◆ **What is needed**:
Using the records that follow, copy every line containing the word "this".

::::

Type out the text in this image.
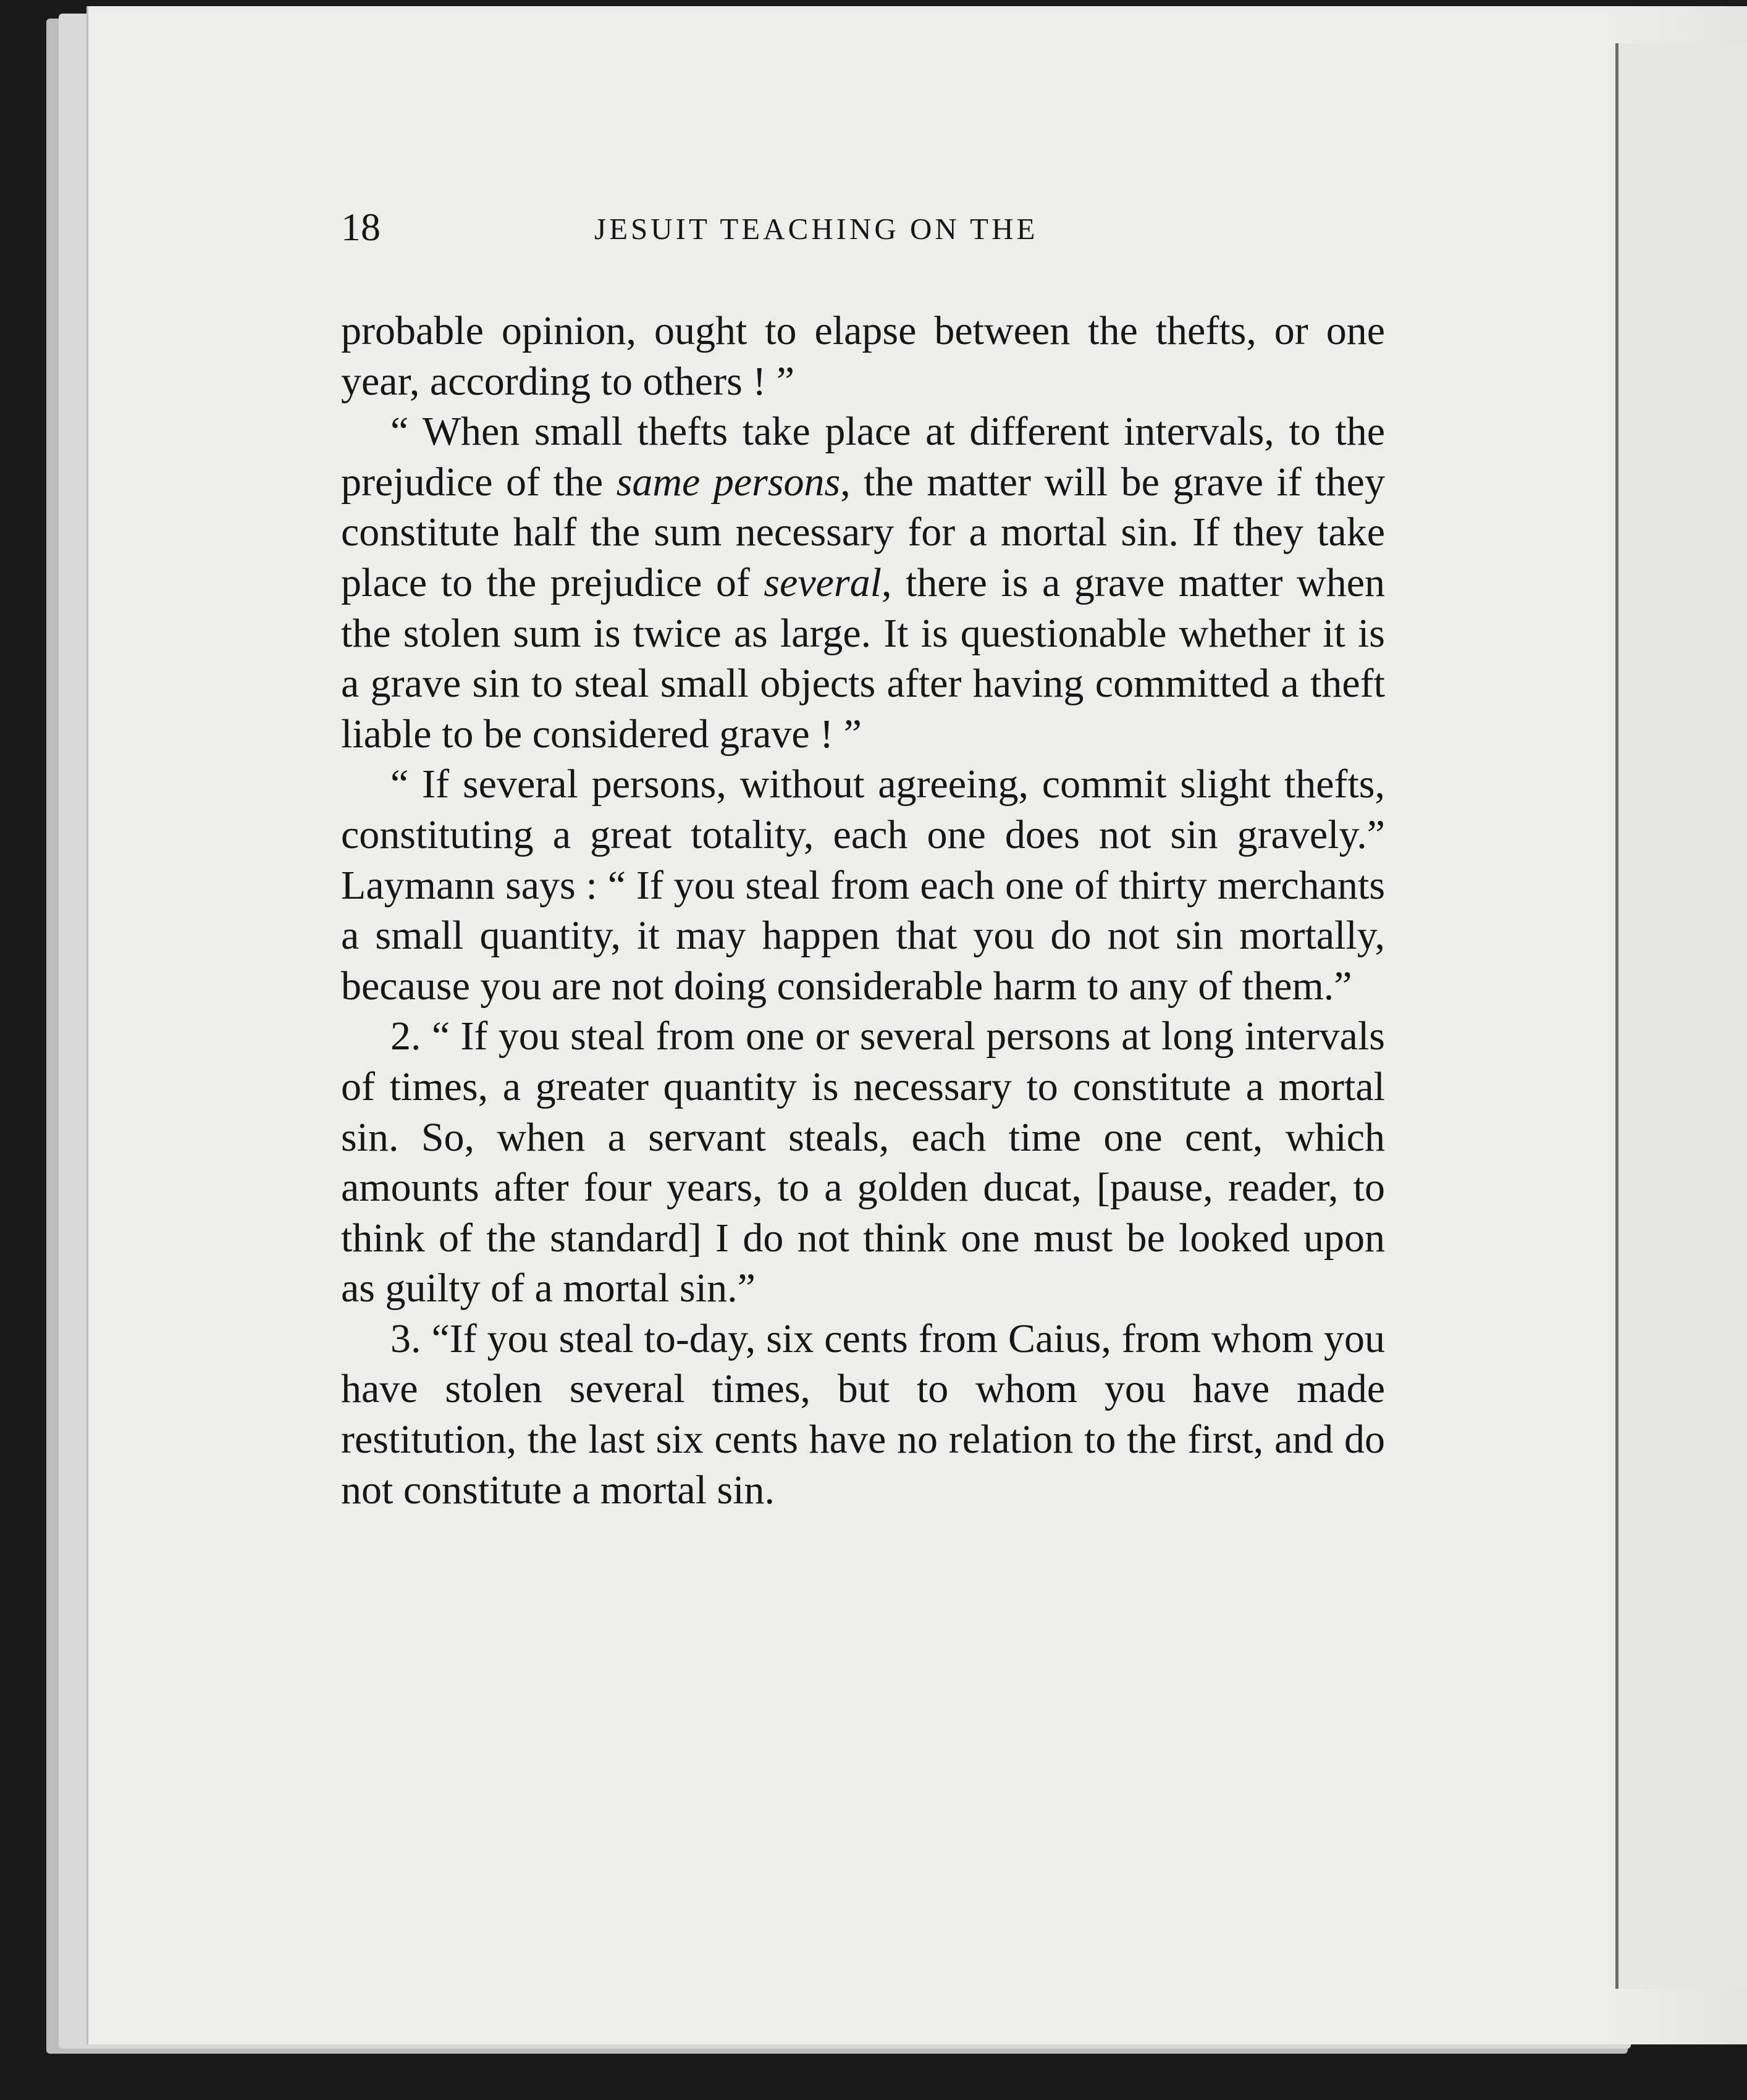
18	JESUIT TEACHING ON THE

probable opinion, ought to elapse between the thefts, or one year, according to others ! ”

“ When small thefts take place at different intervals, to the prejudice of the same persons, the matter will be grave if they constitute half the sum necessary for a mortal sin. If they take place to the prejudice of several, there is a grave matter when the stolen sum is twice as large. It is questionable whether it is a grave sin to steal small objects after having committed a theft liable to be considered grave ! ”

“ If several persons, without agreeing, commit slight thefts, constituting a great totality, each one does not sin gravely.” Laymann says : “ If you steal from each one of thirty merchants a small quantity, it may happen that you do not sin mortally, because you are not doing considerable harm to any of them.”

2. “ If you steal from one or several persons at long intervals of times, a greater quantity is necessary to constitute a mortal sin. So, when a servant steals, each time one cent, which amounts after four years, to a golden ducat, [pause, reader, to think of the standard] I do not think one must be looked upon as guilty of a mortal sin.”

3. “If you steal to-day, six cents from Caius, from whom you have stolen several times, but to whom you have made restitution, the last six cents have no relation to the first, and do not constitute a mortal sin.
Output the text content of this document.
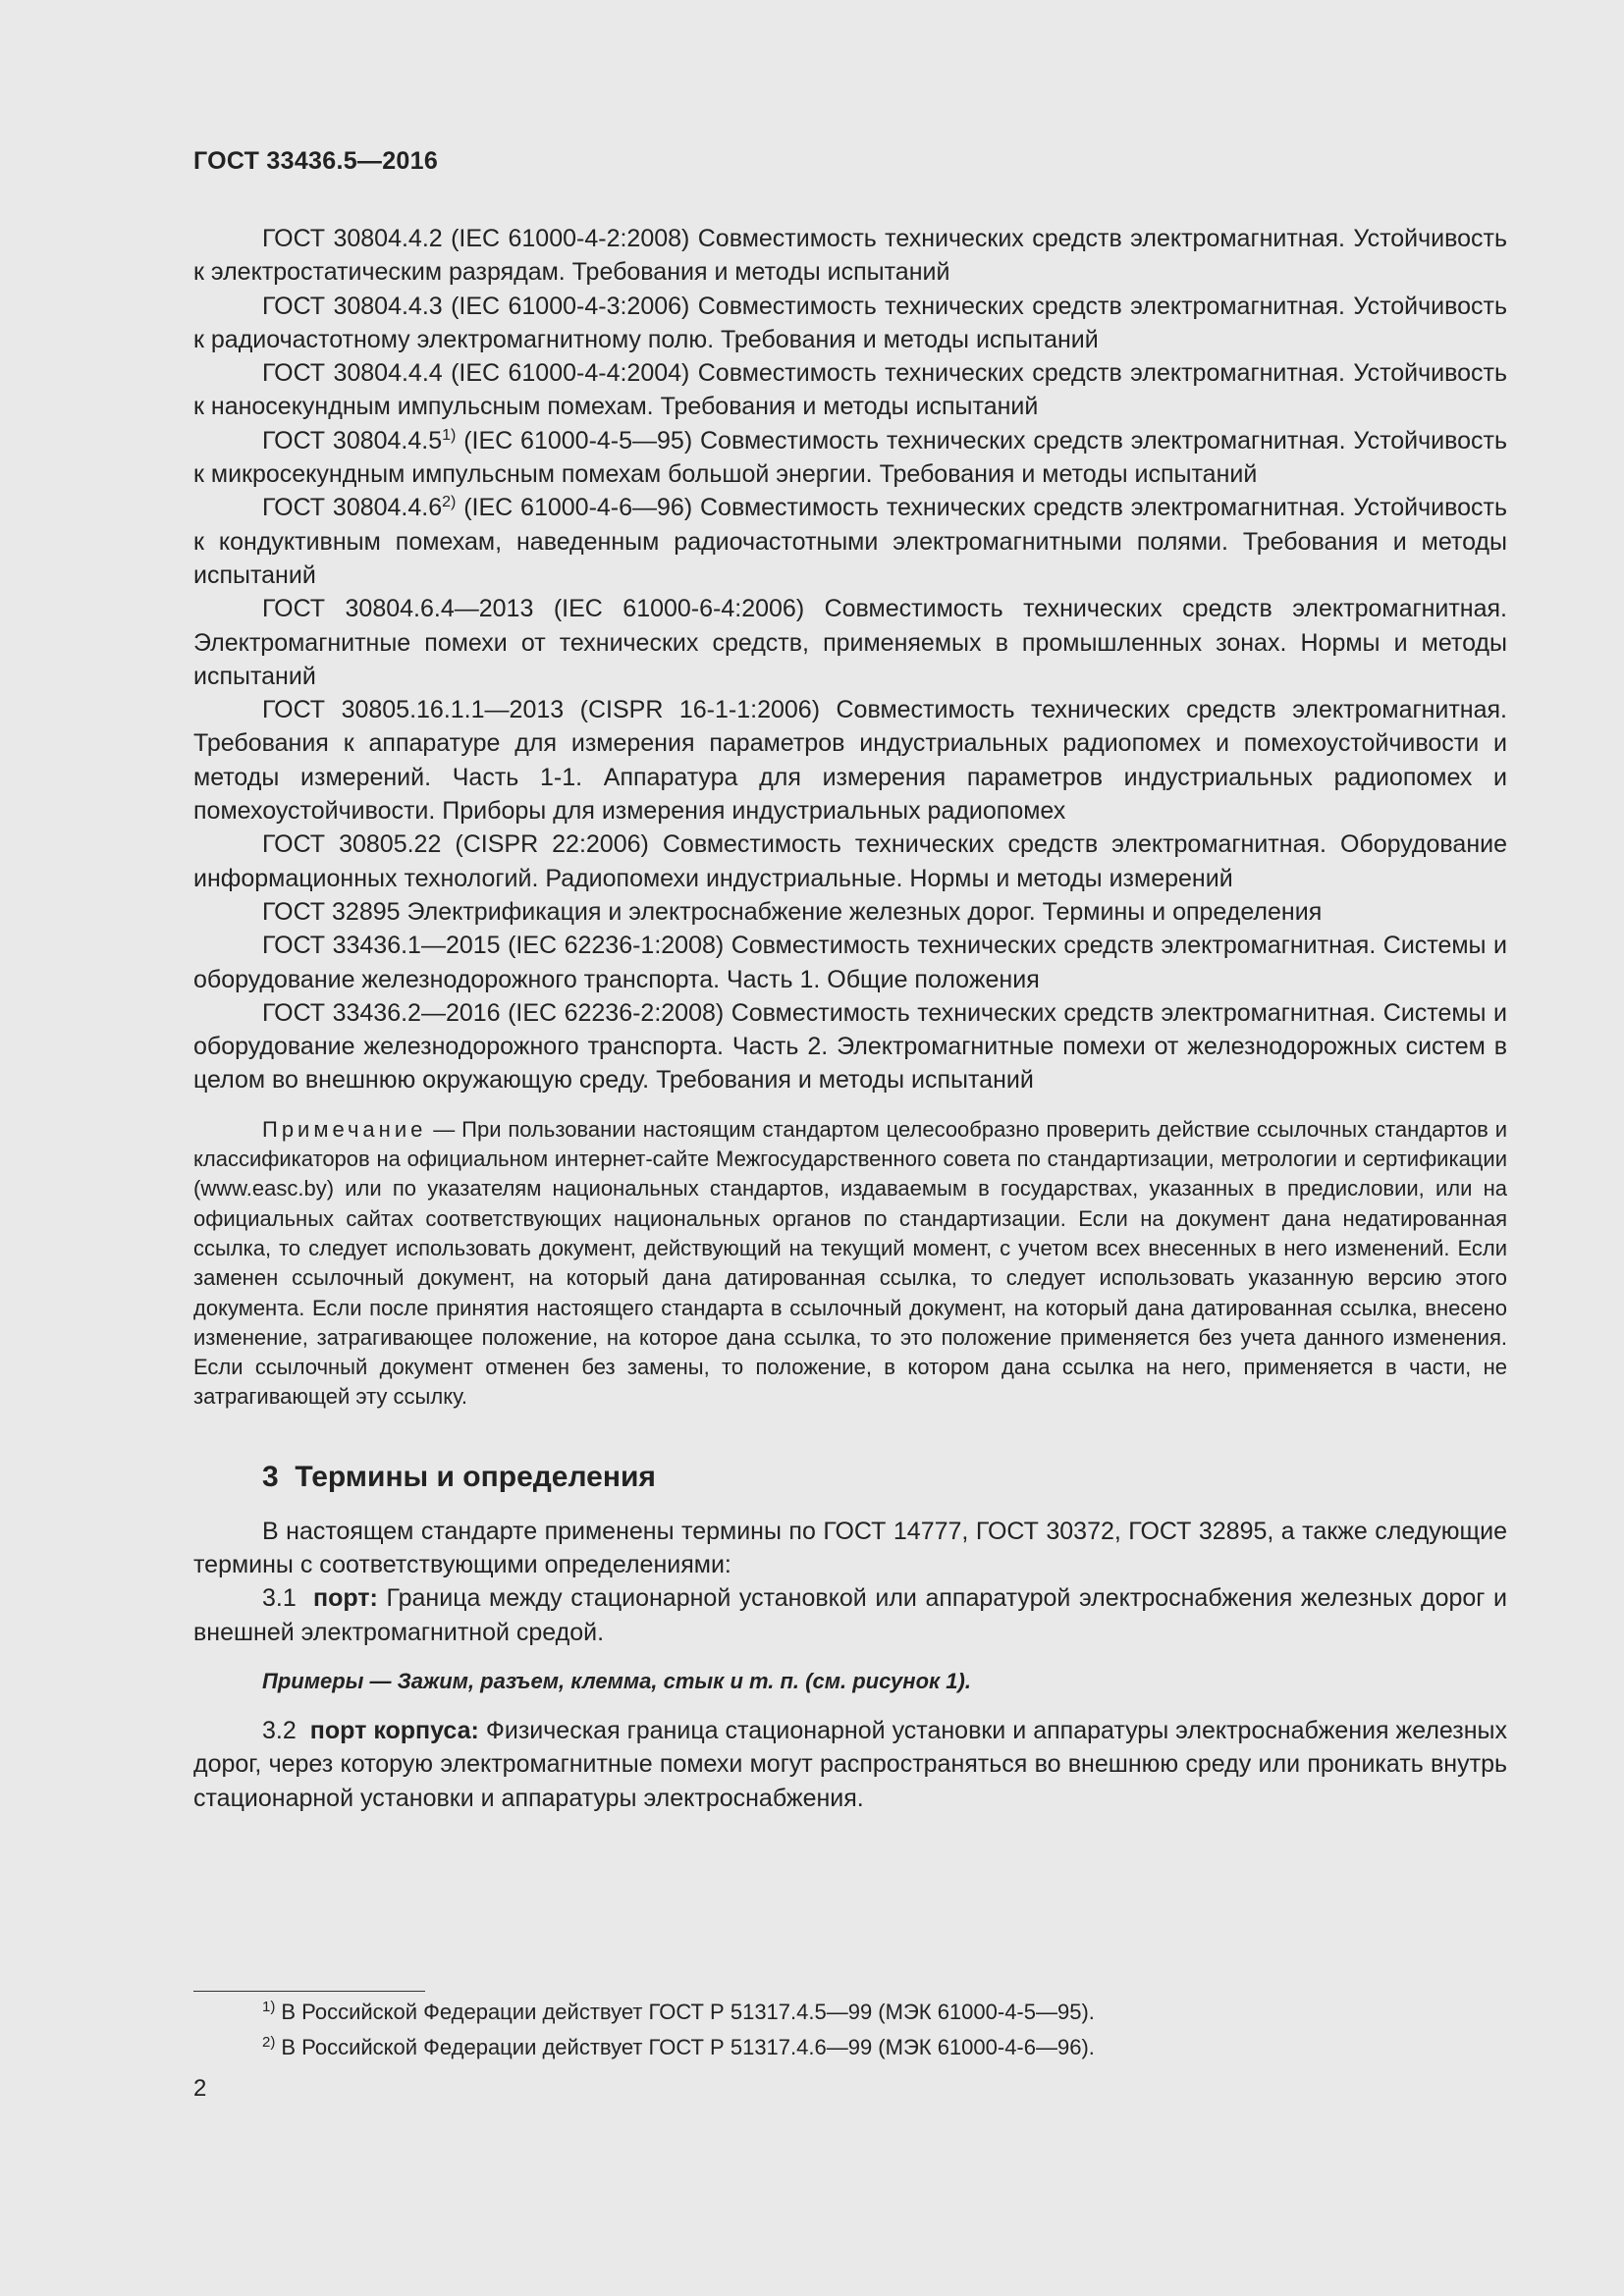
ГОСТ 33436.5—2016

ГОСТ 30804.4.2 (IEC 61000-4-2:2008) Совместимость технических средств электромагнитная. Устойчивость к электростатическим разрядам. Требования и методы испытаний

ГОСТ 30804.4.3 (IEC 61000-4-3:2006) Совместимость технических средств электромагнитная. Устойчивость к радиочастотному электромагнитному полю. Требования и методы испытаний

ГОСТ 30804.4.4 (IEC 61000-4-4:2004) Совместимость технических средств электромагнитная. Устойчивость к наносекундным импульсным помехам. Требования и методы испытаний

ГОСТ 30804.4.5$^{1)}$ (IEC 61000-4-5—95) Совместимость технических средств электромагнитная. Устойчивость к микросекундным импульсным помехам большой энергии. Требования и методы испытаний

ГОСТ 30804.4.6$^{2)}$ (IEC 61000-4-6—96) Совместимость технических средств электромагнитная. Устойчивость к кондуктивным помехам, наведенным радиочастотными электромагнитными полями. Требования и методы испытаний

ГОСТ 30804.6.4—2013 (IEC 61000-6-4:2006) Совместимость технических средств электромагнитная. Электромагнитные помехи от технических средств, применяемых в промышленных зонах. Нормы и методы испытаний

ГОСТ 30805.16.1.1—2013 (CISPR 16-1-1:2006) Совместимость технических средств электромагнитная. Требования к аппаратуре для измерения параметров индустриальных радиопомех и помехоустойчивости и методы измерений. Часть 1-1. Аппаратура для измерения параметров индустриальных радиопомех и помехоустойчивости. Приборы для измерения индустриальных радиопомех

ГОСТ 30805.22 (CISPR 22:2006) Совместимость технических средств электромагнитная. Оборудование информационных технологий. Радиопомехи индустриальные. Нормы и методы измерений

ГОСТ 32895 Электрификация и электроснабжение железных дорог. Термины и определения

ГОСТ 33436.1—2015 (IEC 62236-1:2008) Совместимость технических средств электромагнитная. Системы и оборудование железнодорожного транспорта. Часть 1. Общие положения

ГОСТ 33436.2—2016 (IEC 62236-2:2008) Совместимость технических средств электромагнитная. Системы и оборудование железнодорожного транспорта. Часть 2. Электромагнитные помехи от железнодорожных систем в целом во внешнюю окружающую среду. Требования и методы испытаний

Примечание — При пользовании настоящим стандартом целесообразно проверить действие ссылочных стандартов и классификаторов на официальном интернет-сайте Межгосударственного совета по стандартизации, метрологии и сертификации (www.easc.by) или по указателям национальных стандартов, издаваемым в государствах, указанных в предисловии, или на официальных сайтах соответствующих национальных органов по стандартизации. Если на документ дана недатированная ссылка, то следует использовать документ, действующий на текущий момент, с учетом всех внесенных в него изменений. Если заменен ссылочный документ, на который дана датированная ссылка, то следует использовать указанную версию этого документа. Если после принятия настоящего стандарта в ссылочный документ, на который дана датированная ссылка, внесено изменение, затрагивающее положение, на которое дана ссылка, то это положение применяется без учета данного изменения. Если ссылочный документ отменен без замены, то положение, в котором дана ссылка на него, применяется в части, не затрагивающей эту ссылку.

3 Термины и определения

В настоящем стандарте применены термины по ГОСТ 14777, ГОСТ 30372, ГОСТ 32895, а также следующие термины с соответствующими определениями:

3.1 порт: Граница между стационарной установкой или аппаратурой электроснабжения железных дорог и внешней электромагнитной средой.

Примеры — Зажим, разъем, клемма, стык и т. п. (см. рисунок 1).

3.2 порт корпуса: Физическая граница стационарной установки и аппаратуры электроснабжения железных дорог, через которую электромагнитные помехи могут распространяться во внешнюю среду или проникать внутрь стационарной установки и аппаратуры электроснабжения.

$^{1)}$ В Российской Федерации действует ГОСТ Р 51317.4.5—99 (МЭК 61000-4-5—95).
$^{2)}$ В Российской Федерации действует ГОСТ Р 51317.4.6—99 (МЭК 61000-4-6—96).
2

::::

◆ **Solution**:
Type out the text in this image.
Output the text content of this document.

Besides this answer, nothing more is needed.